## TASK TO COMPLETE
What number of lines contain the word "plane"? Reply with the number and nothing else.

## ROWS

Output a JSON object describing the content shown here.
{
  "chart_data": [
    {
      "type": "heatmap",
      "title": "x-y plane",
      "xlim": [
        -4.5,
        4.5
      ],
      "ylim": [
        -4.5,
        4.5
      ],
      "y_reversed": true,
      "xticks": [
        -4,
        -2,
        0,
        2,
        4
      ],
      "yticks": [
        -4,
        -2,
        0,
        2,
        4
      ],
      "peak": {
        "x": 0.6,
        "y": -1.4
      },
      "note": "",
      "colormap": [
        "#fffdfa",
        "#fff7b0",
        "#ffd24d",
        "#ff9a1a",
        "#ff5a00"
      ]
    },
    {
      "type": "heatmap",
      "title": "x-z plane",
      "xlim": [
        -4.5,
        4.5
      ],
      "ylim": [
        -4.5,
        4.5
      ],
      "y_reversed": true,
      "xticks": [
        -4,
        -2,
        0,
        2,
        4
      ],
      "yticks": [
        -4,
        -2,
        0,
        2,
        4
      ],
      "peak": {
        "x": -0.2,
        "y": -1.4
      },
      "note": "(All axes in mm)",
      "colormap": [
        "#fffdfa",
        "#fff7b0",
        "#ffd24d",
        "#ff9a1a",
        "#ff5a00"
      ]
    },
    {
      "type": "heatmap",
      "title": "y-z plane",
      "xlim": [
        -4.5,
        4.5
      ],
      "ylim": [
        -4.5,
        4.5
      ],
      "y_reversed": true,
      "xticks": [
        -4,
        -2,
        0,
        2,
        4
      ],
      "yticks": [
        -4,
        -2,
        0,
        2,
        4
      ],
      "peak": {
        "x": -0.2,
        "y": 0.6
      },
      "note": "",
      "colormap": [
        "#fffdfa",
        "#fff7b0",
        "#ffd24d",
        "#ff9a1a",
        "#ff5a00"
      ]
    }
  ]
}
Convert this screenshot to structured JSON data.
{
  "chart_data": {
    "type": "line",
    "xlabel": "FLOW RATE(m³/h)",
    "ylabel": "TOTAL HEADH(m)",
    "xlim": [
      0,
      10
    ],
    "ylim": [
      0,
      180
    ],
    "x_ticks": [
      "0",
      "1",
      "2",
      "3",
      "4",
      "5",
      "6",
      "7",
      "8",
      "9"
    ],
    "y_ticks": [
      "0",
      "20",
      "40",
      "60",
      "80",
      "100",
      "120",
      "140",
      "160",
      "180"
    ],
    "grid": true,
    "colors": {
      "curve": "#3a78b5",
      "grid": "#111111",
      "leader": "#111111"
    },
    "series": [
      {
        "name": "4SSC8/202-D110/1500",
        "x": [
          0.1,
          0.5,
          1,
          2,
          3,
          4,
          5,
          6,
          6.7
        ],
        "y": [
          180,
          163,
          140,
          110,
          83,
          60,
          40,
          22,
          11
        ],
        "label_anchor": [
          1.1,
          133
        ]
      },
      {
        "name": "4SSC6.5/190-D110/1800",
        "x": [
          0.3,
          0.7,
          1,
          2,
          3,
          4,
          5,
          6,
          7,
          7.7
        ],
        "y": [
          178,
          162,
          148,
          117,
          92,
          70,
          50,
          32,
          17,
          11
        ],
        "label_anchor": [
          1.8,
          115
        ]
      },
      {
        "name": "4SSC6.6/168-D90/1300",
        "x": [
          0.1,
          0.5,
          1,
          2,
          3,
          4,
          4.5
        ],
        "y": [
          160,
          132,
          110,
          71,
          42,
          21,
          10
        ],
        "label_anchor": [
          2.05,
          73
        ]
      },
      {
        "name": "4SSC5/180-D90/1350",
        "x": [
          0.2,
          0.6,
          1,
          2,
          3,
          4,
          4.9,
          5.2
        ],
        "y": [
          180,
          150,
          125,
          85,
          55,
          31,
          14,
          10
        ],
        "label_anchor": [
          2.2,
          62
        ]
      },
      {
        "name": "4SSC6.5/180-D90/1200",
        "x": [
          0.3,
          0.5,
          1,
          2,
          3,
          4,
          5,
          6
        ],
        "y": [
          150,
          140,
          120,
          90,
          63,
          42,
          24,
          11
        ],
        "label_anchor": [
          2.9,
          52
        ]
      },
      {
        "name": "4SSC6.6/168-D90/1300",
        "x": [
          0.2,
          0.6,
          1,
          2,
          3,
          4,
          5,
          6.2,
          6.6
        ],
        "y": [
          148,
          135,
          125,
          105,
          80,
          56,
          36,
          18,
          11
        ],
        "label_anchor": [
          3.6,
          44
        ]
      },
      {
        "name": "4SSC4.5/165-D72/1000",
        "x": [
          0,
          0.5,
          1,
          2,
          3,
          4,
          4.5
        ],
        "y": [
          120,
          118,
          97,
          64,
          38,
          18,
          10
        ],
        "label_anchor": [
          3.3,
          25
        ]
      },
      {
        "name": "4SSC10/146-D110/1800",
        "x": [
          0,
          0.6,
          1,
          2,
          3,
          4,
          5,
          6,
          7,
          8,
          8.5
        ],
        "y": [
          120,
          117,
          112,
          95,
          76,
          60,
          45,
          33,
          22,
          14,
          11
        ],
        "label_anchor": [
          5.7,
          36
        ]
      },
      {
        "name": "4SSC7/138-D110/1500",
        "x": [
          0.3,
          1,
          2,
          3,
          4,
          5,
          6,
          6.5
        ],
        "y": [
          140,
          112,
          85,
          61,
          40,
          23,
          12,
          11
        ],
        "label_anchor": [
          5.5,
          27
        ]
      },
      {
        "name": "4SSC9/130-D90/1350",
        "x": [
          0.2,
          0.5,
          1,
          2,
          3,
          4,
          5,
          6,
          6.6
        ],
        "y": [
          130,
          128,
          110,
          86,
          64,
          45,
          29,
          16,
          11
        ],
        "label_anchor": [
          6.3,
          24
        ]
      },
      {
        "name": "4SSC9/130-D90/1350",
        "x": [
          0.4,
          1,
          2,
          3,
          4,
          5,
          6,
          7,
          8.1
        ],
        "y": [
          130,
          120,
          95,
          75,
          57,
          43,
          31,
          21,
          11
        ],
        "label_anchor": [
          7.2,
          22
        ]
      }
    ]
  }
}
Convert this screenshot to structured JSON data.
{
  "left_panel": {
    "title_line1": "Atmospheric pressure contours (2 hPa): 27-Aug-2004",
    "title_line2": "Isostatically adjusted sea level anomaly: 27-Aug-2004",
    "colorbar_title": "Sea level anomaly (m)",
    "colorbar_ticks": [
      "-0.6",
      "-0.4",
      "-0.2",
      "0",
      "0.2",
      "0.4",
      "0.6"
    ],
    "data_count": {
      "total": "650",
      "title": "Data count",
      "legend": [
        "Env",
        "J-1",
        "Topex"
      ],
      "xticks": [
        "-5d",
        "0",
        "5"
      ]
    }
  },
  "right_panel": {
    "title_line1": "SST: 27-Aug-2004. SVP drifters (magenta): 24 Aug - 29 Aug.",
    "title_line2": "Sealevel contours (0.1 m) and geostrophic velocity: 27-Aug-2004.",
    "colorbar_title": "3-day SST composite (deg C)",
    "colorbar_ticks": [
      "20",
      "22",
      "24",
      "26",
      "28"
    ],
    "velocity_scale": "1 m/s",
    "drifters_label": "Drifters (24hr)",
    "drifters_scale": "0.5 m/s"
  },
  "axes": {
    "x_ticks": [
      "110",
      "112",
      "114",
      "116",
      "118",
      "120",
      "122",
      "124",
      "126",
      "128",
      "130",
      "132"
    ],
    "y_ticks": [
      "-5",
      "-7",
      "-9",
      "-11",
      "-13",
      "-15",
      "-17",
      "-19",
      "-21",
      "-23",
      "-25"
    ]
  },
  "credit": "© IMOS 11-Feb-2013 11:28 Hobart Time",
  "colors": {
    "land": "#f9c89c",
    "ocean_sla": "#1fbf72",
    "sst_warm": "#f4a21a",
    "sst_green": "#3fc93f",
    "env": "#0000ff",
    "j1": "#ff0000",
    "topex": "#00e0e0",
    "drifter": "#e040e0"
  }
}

## WORKED ANSWER
3